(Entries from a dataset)
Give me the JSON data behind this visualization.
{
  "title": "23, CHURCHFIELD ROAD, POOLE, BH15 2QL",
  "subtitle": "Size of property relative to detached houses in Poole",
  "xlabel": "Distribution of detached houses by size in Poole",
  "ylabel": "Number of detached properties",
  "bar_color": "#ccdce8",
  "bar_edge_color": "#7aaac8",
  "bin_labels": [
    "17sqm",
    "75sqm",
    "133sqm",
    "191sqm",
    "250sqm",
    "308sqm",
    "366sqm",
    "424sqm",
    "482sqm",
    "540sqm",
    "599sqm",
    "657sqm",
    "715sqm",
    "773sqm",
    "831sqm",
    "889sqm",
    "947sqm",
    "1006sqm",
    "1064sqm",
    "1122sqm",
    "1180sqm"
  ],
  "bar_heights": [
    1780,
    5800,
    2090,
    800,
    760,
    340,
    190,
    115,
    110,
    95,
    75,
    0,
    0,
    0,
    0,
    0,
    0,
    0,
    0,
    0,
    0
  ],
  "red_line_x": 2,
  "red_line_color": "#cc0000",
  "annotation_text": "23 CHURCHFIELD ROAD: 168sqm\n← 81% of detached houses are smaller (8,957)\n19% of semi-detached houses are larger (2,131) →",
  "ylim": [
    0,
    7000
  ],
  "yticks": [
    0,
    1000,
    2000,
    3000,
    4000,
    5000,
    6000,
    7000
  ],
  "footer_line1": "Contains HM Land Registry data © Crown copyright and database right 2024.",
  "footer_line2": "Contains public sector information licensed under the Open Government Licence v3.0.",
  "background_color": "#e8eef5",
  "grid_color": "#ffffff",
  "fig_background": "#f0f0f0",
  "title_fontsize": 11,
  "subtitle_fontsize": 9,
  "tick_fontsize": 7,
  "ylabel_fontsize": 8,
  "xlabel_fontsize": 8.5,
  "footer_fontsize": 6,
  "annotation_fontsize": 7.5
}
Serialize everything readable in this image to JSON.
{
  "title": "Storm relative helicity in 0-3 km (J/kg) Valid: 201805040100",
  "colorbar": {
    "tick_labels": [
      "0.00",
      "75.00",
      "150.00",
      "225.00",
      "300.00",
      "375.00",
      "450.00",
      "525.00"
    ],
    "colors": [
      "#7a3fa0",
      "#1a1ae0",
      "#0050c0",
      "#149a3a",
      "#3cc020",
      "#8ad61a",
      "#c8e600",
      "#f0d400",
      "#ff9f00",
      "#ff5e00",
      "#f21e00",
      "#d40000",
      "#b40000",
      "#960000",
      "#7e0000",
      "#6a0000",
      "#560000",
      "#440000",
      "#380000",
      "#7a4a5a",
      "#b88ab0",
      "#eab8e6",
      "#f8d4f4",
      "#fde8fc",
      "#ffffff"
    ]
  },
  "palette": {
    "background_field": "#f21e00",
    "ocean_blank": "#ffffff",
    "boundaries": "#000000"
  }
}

What is needed — Retype all of the entries precisely as they are.

Problem solution —
Give me the JSON data behind this visualization.
{
  "title": "23, CHURCHFIELD ROAD, POOLE, BH15 2QL",
  "subtitle": "Size of property relative to detached houses in Poole",
  "xlabel": "Distribution of detached houses by size in Poole",
  "ylabel": "Number of detached properties",
  "bar_color": "#ccdce8",
  "bar_edge_color": "#7aaac8",
  "bin_labels": [
    "17sqm",
    "75sqm",
    "133sqm",
    "191sqm",
    "250sqm",
    "308sqm",
    "366sqm",
    "424sqm",
    "482sqm",
    "540sqm",
    "599sqm",
    "657sqm",
    "715sqm",
    "773sqm",
    "831sqm",
    "889sqm",
    "947sqm",
    "1006sqm",
    "1064sqm",
    "1122sqm",
    "1180sqm"
  ],
  "bar_heights": [
    1780,
    5800,
    2090,
    800,
    760,
    340,
    190,
    115,
    110,
    95,
    75,
    0,
    0,
    0,
    0,
    0,
    0,
    0,
    0,
    0,
    0
  ],
  "red_line_x": 2,
  "red_line_color": "#cc0000",
  "annotation_text": "23 CHURCHFIELD ROAD: 168sqm\n← 81% of detached houses are smaller (8,957)\n19% of semi-detached houses are larger (2,131) →",
  "ylim": [
    0,
    7000
  ],
  "yticks": [
    0,
    1000,
    2000,
    3000,
    4000,
    5000,
    6000,
    7000
  ],
  "footer_line1": "Contains HM Land Registry data © Crown copyright and database right 2024.",
  "footer_line2": "Contains public sector information licensed under the Open Government Licence v3.0.",
  "background_color": "#e8eef5",
  "grid_color": "#ffffff",
  "fig_background": "#f0f0f0",
  "title_fontsize": 11,
  "subtitle_fontsize": 9,
  "tick_fontsize": 7,
  "ylabel_fontsize": 8,
  "xlabel_fontsize": 8.5,
  "footer_fontsize": 6,
  "annotation_fontsize": 7.5
}
Serialize everything readable in this image to JSON.
{
  "title": "Storm relative helicity in 0-3 km (J/kg) Valid: 201805040100",
  "colorbar": {
    "tick_labels": [
      "0.00",
      "75.00",
      "150.00",
      "225.00",
      "300.00",
      "375.00",
      "450.00",
      "525.00"
    ],
    "colors": [
      "#7a3fa0",
      "#1a1ae0",
      "#0050c0",
      "#149a3a",
      "#3cc020",
      "#8ad61a",
      "#c8e600",
      "#f0d400",
      "#ff9f00",
      "#ff5e00",
      "#f21e00",
      "#d40000",
      "#b40000",
      "#960000",
      "#7e0000",
      "#6a0000",
      "#560000",
      "#440000",
      "#380000",
      "#7a4a5a",
      "#b88ab0",
      "#eab8e6",
      "#f8d4f4",
      "#fde8fc",
      "#ffffff"
    ]
  },
  "palette": {
    "background_field": "#f21e00",
    "ocean_blank": "#ffffff",
    "boundaries": "#000000"
  }
}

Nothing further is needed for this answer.